-- begin --

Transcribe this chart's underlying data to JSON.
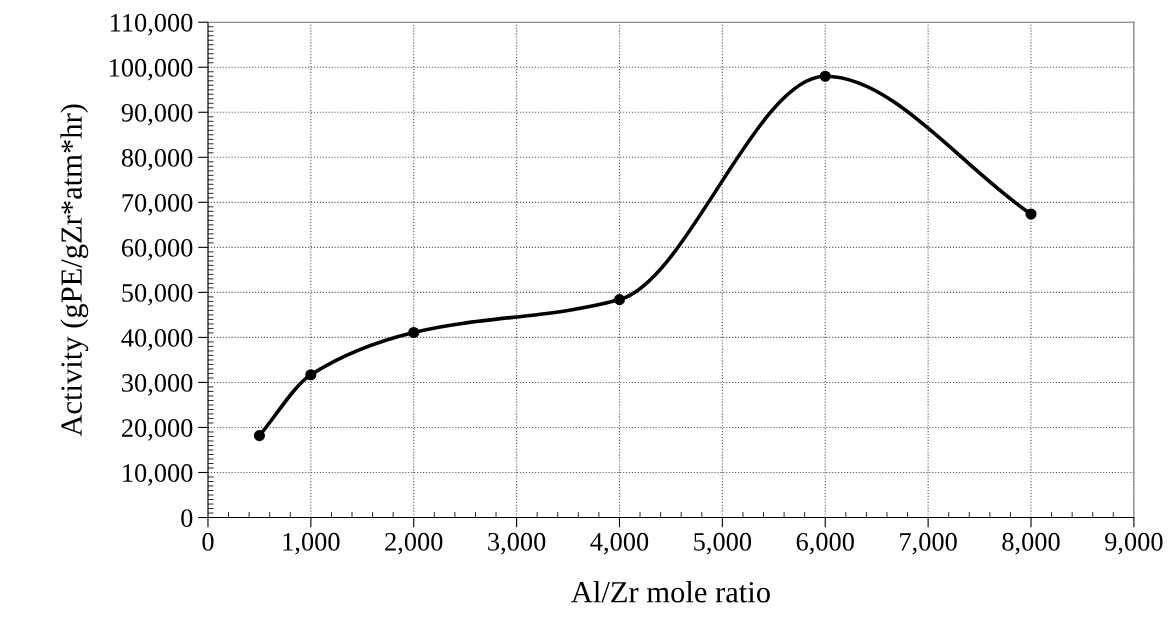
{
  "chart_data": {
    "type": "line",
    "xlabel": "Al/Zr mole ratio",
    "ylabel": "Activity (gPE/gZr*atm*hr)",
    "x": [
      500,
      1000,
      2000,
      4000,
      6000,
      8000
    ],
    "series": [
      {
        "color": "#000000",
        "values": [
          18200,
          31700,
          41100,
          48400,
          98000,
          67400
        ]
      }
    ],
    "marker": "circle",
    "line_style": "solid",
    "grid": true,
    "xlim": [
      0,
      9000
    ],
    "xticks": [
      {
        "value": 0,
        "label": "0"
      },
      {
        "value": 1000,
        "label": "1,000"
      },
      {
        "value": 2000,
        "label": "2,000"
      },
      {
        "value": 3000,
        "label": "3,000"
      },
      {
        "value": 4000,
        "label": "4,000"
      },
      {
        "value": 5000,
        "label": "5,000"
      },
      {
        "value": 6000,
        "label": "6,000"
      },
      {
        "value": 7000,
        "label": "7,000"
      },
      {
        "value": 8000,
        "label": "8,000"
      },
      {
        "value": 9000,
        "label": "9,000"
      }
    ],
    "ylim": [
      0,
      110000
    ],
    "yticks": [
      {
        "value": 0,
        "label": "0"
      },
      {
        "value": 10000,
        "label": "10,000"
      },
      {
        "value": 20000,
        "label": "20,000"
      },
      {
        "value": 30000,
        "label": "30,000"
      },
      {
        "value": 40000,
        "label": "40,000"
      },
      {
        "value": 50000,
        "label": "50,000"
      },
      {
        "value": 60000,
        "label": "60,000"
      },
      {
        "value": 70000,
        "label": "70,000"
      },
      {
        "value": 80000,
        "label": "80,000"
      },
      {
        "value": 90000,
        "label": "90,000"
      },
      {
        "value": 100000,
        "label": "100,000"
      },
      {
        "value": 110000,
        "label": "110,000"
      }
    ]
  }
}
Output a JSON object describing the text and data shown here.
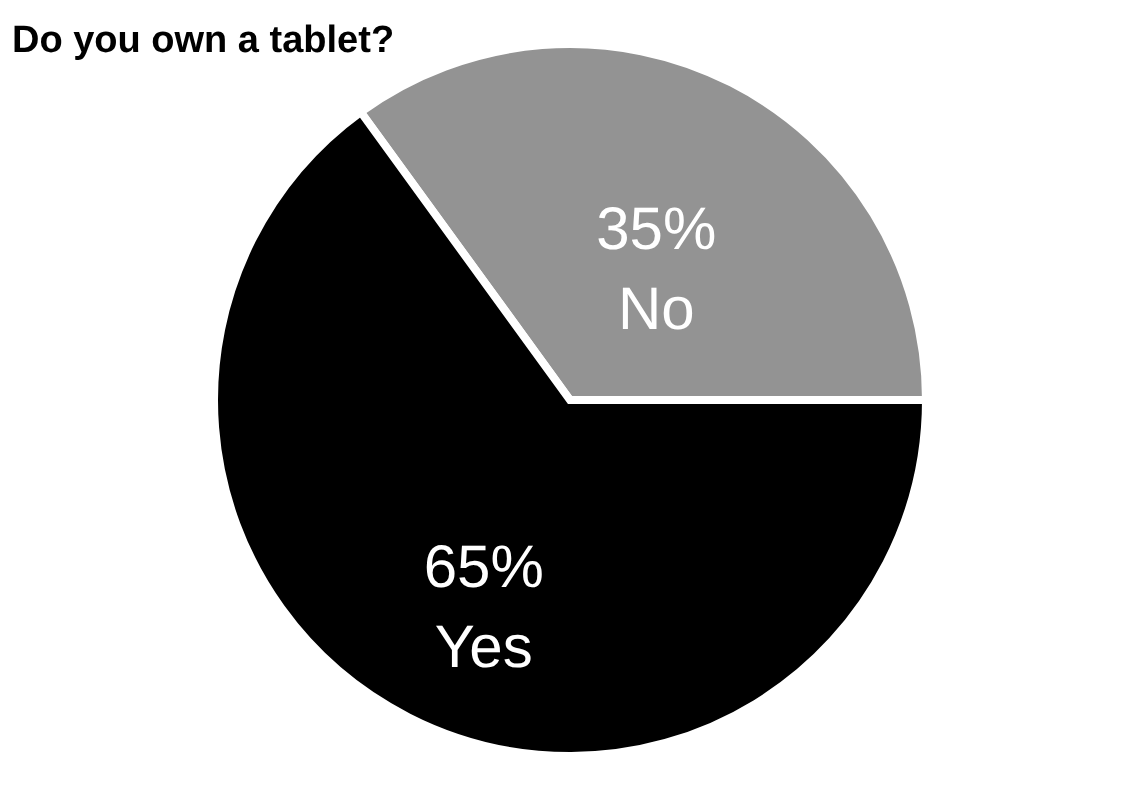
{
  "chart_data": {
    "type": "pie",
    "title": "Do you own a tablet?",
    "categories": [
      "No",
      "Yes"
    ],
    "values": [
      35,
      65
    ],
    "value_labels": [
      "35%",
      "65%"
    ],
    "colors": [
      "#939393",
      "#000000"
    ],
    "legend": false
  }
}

-- end --

### WRITTEN TASK
Restate the whole of the material word for word without the pictures.

### SOLUTION BELOW
Transcribe this chart's underlying data to JSON.
{
  "chart_data": {
    "type": "line",
    "xlabel": "Al/Zr mole ratio",
    "ylabel": "Activity (gPE/gZr*atm*hr)",
    "x": [
      500,
      1000,
      2000,
      4000,
      6000,
      8000
    ],
    "series": [
      {
        "color": "#000000",
        "values": [
          18200,
          31700,
          41100,
          48400,
          98000,
          67400
        ]
      }
    ],
    "marker": "circle",
    "line_style": "solid",
    "grid": true,
    "xlim": [
      0,
      9000
    ],
    "xticks": [
      {
        "value": 0,
        "label": "0"
      },
      {
        "value": 1000,
        "label": "1,000"
      },
      {
        "value": 2000,
        "label": "2,000"
      },
      {
        "value": 3000,
        "label": "3,000"
      },
      {
        "value": 4000,
        "label": "4,000"
      },
      {
        "value": 5000,
        "label": "5,000"
      },
      {
        "value": 6000,
        "label": "6,000"
      },
      {
        "value": 7000,
        "label": "7,000"
      },
      {
        "value": 8000,
        "label": "8,000"
      },
      {
        "value": 9000,
        "label": "9,000"
      }
    ],
    "ylim": [
      0,
      110000
    ],
    "yticks": [
      {
        "value": 0,
        "label": "0"
      },
      {
        "value": 10000,
        "label": "10,000"
      },
      {
        "value": 20000,
        "label": "20,000"
      },
      {
        "value": 30000,
        "label": "30,000"
      },
      {
        "value": 40000,
        "label": "40,000"
      },
      {
        "value": 50000,
        "label": "50,000"
      },
      {
        "value": 60000,
        "label": "60,000"
      },
      {
        "value": 70000,
        "label": "70,000"
      },
      {
        "value": 80000,
        "label": "80,000"
      },
      {
        "value": 90000,
        "label": "90,000"
      },
      {
        "value": 100000,
        "label": "100,000"
      },
      {
        "value": 110000,
        "label": "110,000"
      }
    ]
  }
}
Output a JSON object describing the text and data shown here.
{
  "chart_data": {
    "type": "pie",
    "title": "Do you own a tablet?",
    "categories": [
      "No",
      "Yes"
    ],
    "values": [
      35,
      65
    ],
    "value_labels": [
      "35%",
      "65%"
    ],
    "colors": [
      "#939393",
      "#000000"
    ],
    "legend": false
  }
}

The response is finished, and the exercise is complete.